• [DIRECTIVE] What you return should match every record exactly, with the images removed.

>> START THE DATA

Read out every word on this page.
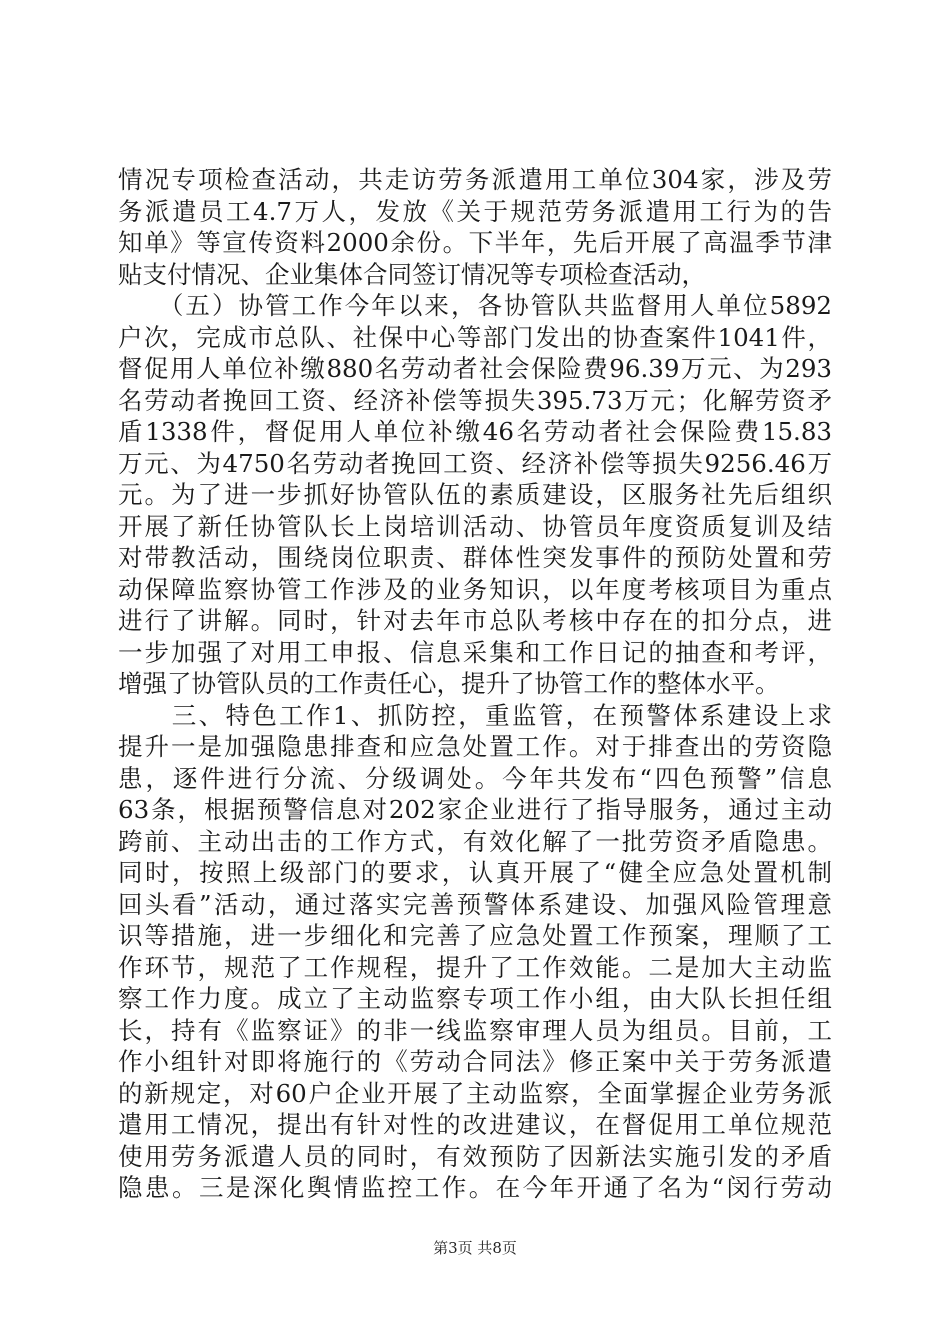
情况专项检查活动，共走访劳务派遣用工单位304家，涉及劳
务派遣员工4.7万人，发放《关于规范劳务派遣用工行为的告
知单》等宣传资料2000余份。下半年，先后开展了高温季节津
贴支付情况、企业集体合同签订情况等专项检查活动，
　　（五）协管工作今年以来，各协管队共监督用人单位5892
户次，完成市总队、社保中心等部门发出的协查案件1041件，
督促用人单位补缴880名劳动者社会保险费96.39万元、为293
名劳动者挽回工资、经济补偿等损失395.73万元；化解劳资矛
盾1338件，督促用人单位补缴46名劳动者社会保险费15.83
万元、为4750名劳动者挽回工资、经济补偿等损失9256.46万
元。为了进一步抓好协管队伍的素质建设，区服务社先后组织
开展了新任协管队长上岗培训活动、协管员年度资质复训及结
对带教活动，围绕岗位职责、群体性突发事件的预防处置和劳
动保障监察协管工作涉及的业务知识，以年度考核项目为重点
进行了讲解。同时，针对去年市总队考核中存在的扣分点，进
一步加强了对用工申报、信息采集和工作日记的抽查和考评，
增强了协管队员的工作责任心，提升了协管工作的整体水平。
　　三、特色工作1、抓防控，重监管，在预警体系建设上求
提升一是加强隐患排查和应急处置工作。对于排查出的劳资隐
患，逐件进行分流、分级调处。今年共发布“四色预警”信息
63条，根据预警信息对202家企业进行了指导服务，通过主动
跨前、主动出击的工作方式，有效化解了一批劳资矛盾隐患。
同时，按照上级部门的要求，认真开展了“健全应急处置机制
回头看”活动，通过落实完善预警体系建设、加强风险管理意
识等措施，进一步细化和完善了应急处置工作预案，理顺了工
作环节，规范了工作规程，提升了工作效能。二是加大主动监
察工作力度。成立了主动监察专项工作小组，由大队长担任组
长，持有《监察证》的非一线监察审理人员为组员。目前，工
作小组针对即将施行的《劳动合同法》修正案中关于劳务派遣
的新规定，对60户企业开展了主动监察，全面掌握企业劳务派
遣用工情况，提出有针对性的改进建议，在督促用工单位规范
使用劳务派遣人员的同时，有效预防了因新法实施引发的矛盾
隐患。三是深化舆情监控工作。在今年开通了名为“闵行劳动
第3页 共8页
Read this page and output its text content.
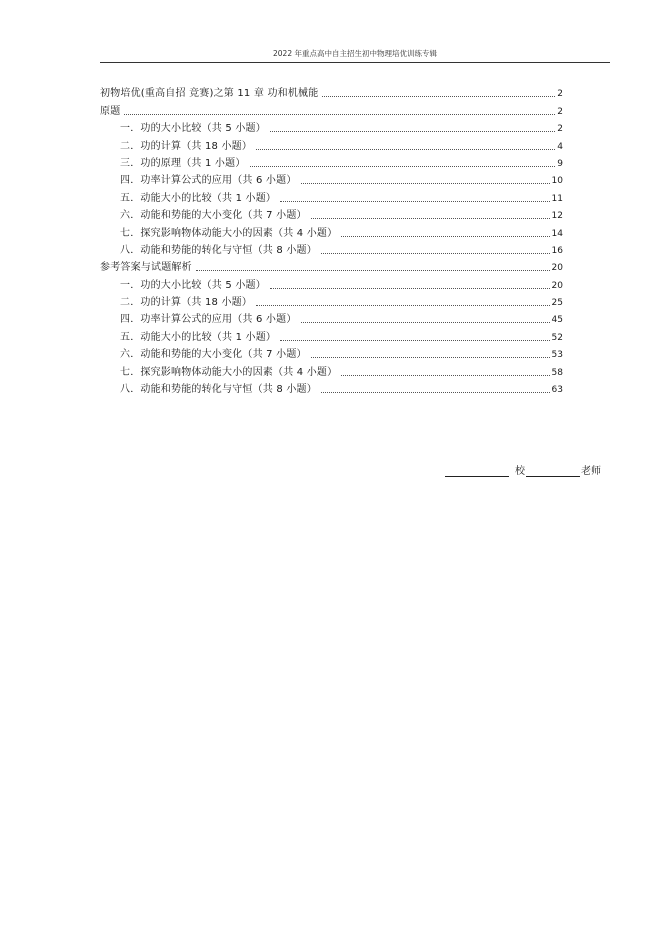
2022 年重点高中自主招生初中物理培优训练专辑
初物培优(重高自招 竞赛)之第 11 章 功和机械能	2
原题	2
一．功的大小比较（共 5 小题）	2
二．功的计算（共 18 小题）	4
三．功的原理（共 1 小题）	9
四．功率计算公式的应用（共 6 小题）	10
五．动能大小的比较（共 1 小题）	11
六．动能和势能的大小变化（共 7 小题）	12
七．探究影响物体动能大小的因素（共 4 小题）	14
八．动能和势能的转化与守恒（共 8 小题）	16
参考答案与试题解析	20
一．功的大小比较（共 5 小题）	20
二．功的计算（共 18 小题）	25
四．功率计算公式的应用（共 6 小题）	45
五．动能大小的比较（共 1 小题）	52
六．动能和势能的大小变化（共 7 小题）	53
七．探究影响物体动能大小的因素（共 4 小题）	58
八．动能和势能的转化与守恒（共 8 小题）	63
校	老师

>> END THE DATA

• [PROBLEM SOLUTION]
Read out every word on this page.
情况专项检查活动，共走访劳务派遣用工单位304家，涉及劳
务派遣员工4.7万人，发放《关于规范劳务派遣用工行为的告
知单》等宣传资料2000余份。下半年，先后开展了高温季节津
贴支付情况、企业集体合同签订情况等专项检查活动，
　　（五）协管工作今年以来，各协管队共监督用人单位5892
户次，完成市总队、社保中心等部门发出的协查案件1041件，
督促用人单位补缴880名劳动者社会保险费96.39万元、为293
名劳动者挽回工资、经济补偿等损失395.73万元；化解劳资矛
盾1338件，督促用人单位补缴46名劳动者社会保险费15.83
万元、为4750名劳动者挽回工资、经济补偿等损失9256.46万
元。为了进一步抓好协管队伍的素质建设，区服务社先后组织
开展了新任协管队长上岗培训活动、协管员年度资质复训及结
对带教活动，围绕岗位职责、群体性突发事件的预防处置和劳
动保障监察协管工作涉及的业务知识，以年度考核项目为重点
进行了讲解。同时，针对去年市总队考核中存在的扣分点，进
一步加强了对用工申报、信息采集和工作日记的抽查和考评，
增强了协管队员的工作责任心，提升了协管工作的整体水平。
　　三、特色工作1、抓防控，重监管，在预警体系建设上求
提升一是加强隐患排查和应急处置工作。对于排查出的劳资隐
患，逐件进行分流、分级调处。今年共发布“四色预警”信息
63条，根据预警信息对202家企业进行了指导服务，通过主动
跨前、主动出击的工作方式，有效化解了一批劳资矛盾隐患。
同时，按照上级部门的要求，认真开展了“健全应急处置机制
回头看”活动，通过落实完善预警体系建设、加强风险管理意
识等措施，进一步细化和完善了应急处置工作预案，理顺了工
作环节，规范了工作规程，提升了工作效能。二是加大主动监
察工作力度。成立了主动监察专项工作小组，由大队长担任组
长，持有《监察证》的非一线监察审理人员为组员。目前，工
作小组针对即将施行的《劳动合同法》修正案中关于劳务派遣
的新规定，对60户企业开展了主动监察，全面掌握企业劳务派
遣用工情况，提出有针对性的改进建议，在督促用工单位规范
使用劳务派遣人员的同时，有效预防了因新法实施引发的矛盾
隐患。三是深化舆情监控工作。在今年开通了名为“闵行劳动
第3页 共8页
Read this page and output its text content.
2022 年重点高中自主招生初中物理培优训练专辑
初物培优(重高自招 竞赛)之第 11 章 功和机械能	2
原题	2
一．功的大小比较（共 5 小题）	2
二．功的计算（共 18 小题）	4
三．功的原理（共 1 小题）	9
四．功率计算公式的应用（共 6 小题）	10
五．动能大小的比较（共 1 小题）	11
六．动能和势能的大小变化（共 7 小题）	12
七．探究影响物体动能大小的因素（共 4 小题）	14
八．动能和势能的转化与守恒（共 8 小题）	16
参考答案与试题解析	20
一．功的大小比较（共 5 小题）	20
二．功的计算（共 18 小题）	25
四．功率计算公式的应用（共 6 小题）	45
五．动能大小的比较（共 1 小题）	52
六．动能和势能的大小变化（共 7 小题）	53
七．探究影响物体动能大小的因素（共 4 小题）	58
八．动能和势能的转化与守恒（共 8 小题）	63
校	老师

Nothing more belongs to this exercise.